__GIVEN PROBLEM__. Search the records for the word "this" and pick out every line that has it.

= = = = =

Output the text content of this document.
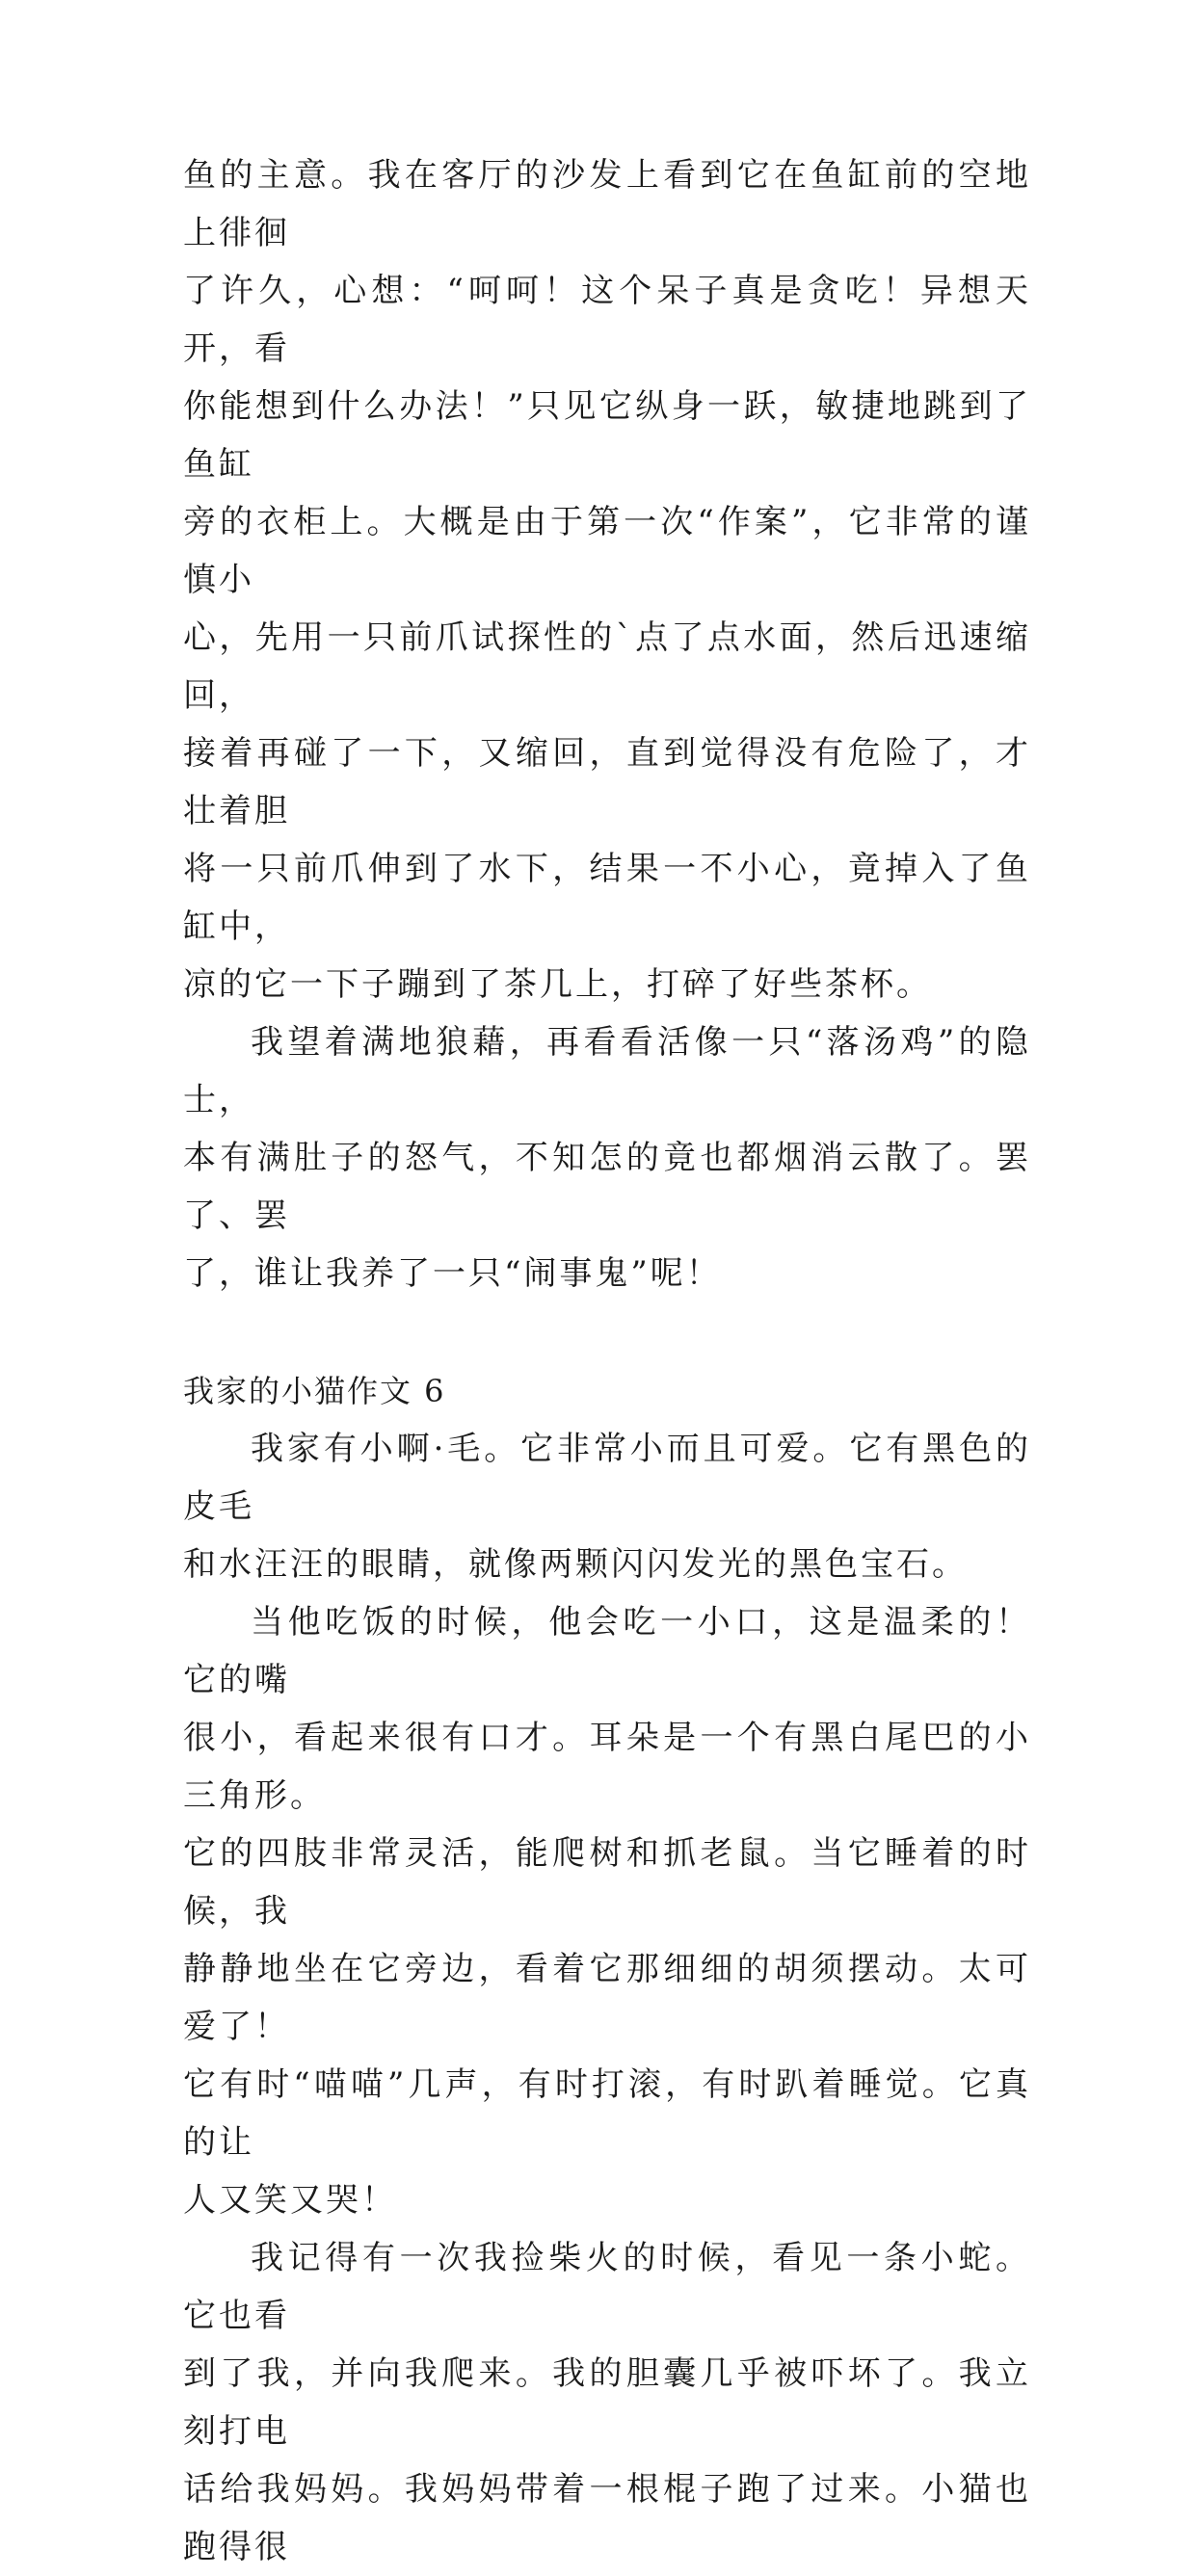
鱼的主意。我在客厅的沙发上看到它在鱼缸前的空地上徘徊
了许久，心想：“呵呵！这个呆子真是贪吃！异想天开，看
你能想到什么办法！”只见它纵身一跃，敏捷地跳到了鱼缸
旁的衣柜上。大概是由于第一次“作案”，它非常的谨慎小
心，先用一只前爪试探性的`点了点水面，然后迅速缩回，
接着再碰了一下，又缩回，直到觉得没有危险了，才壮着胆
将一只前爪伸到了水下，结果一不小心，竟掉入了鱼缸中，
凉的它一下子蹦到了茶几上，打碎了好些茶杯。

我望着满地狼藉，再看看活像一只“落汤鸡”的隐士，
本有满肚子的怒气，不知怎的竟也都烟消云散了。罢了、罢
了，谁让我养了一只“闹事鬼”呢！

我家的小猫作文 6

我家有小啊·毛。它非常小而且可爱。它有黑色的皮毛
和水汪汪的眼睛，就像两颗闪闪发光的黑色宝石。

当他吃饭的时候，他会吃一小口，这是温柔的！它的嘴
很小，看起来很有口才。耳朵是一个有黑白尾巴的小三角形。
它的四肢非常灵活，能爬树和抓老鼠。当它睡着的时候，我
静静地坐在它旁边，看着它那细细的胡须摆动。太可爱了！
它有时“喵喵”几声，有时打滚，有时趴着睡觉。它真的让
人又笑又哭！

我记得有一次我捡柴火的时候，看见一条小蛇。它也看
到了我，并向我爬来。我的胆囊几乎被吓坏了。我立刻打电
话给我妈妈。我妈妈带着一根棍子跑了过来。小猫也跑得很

= = = = =

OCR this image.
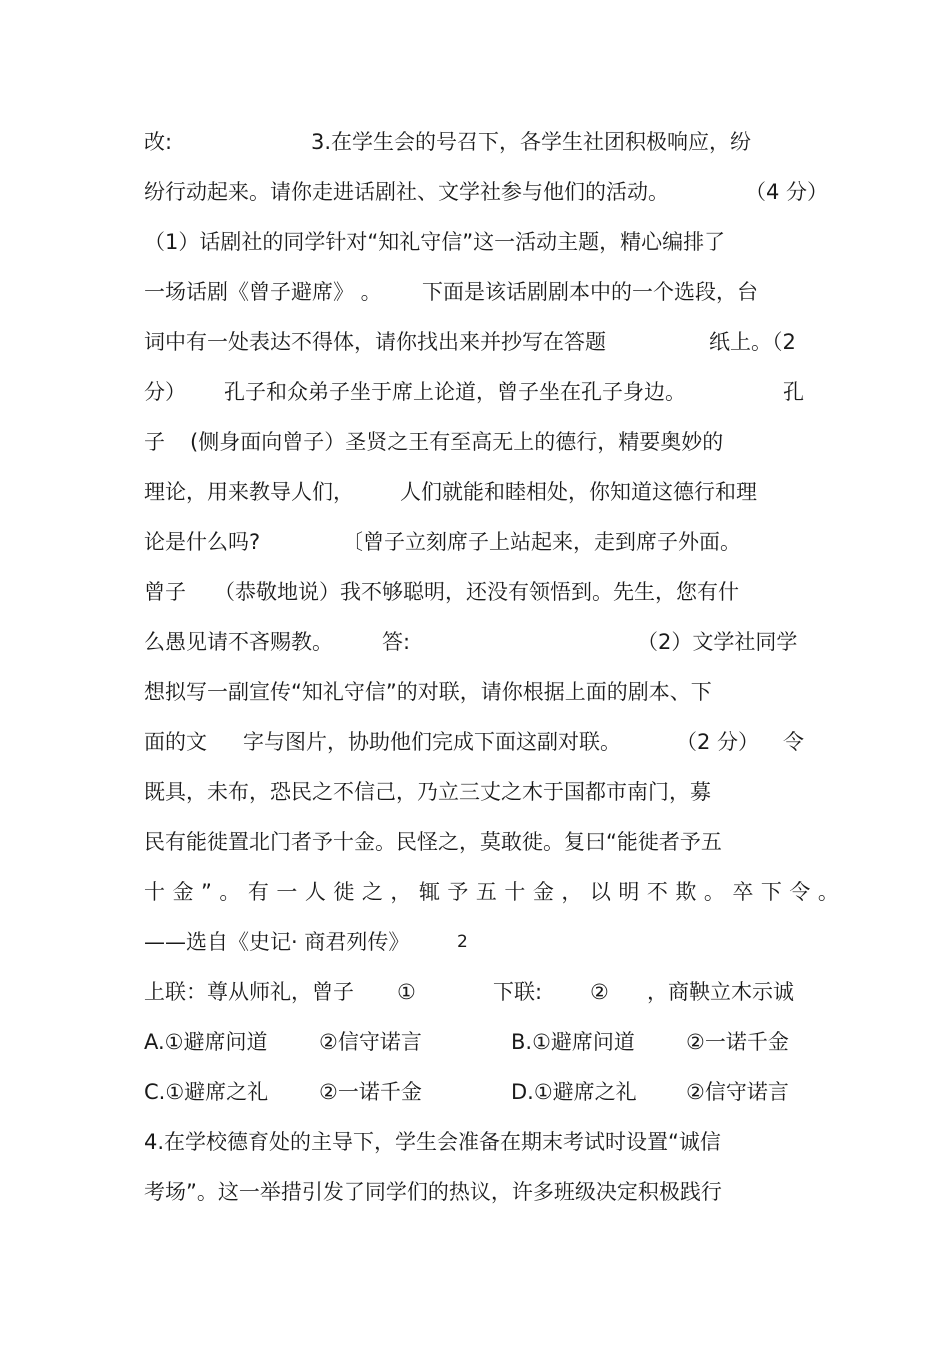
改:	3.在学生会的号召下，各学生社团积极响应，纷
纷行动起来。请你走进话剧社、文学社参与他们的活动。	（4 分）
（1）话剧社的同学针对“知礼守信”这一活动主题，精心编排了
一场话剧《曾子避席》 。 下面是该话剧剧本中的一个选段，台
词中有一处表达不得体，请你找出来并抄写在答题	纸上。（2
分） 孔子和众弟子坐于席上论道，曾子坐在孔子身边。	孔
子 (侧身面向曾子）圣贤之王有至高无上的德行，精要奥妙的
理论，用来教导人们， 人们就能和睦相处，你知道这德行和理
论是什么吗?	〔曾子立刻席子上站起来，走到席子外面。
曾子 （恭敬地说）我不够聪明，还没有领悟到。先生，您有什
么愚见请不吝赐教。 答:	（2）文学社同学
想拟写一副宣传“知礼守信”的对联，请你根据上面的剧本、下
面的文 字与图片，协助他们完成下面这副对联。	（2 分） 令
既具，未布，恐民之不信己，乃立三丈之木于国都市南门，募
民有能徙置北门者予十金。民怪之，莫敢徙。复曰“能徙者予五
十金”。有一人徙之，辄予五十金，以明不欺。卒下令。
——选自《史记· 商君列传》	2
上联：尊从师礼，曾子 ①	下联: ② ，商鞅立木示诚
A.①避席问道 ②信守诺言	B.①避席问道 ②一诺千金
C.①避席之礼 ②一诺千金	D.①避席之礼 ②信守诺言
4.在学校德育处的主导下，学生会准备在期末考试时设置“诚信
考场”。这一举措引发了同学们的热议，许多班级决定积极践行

= = = = =

__SOLUTION TO THE PROBLEM__.
Output the text content of this document.
OCR this image.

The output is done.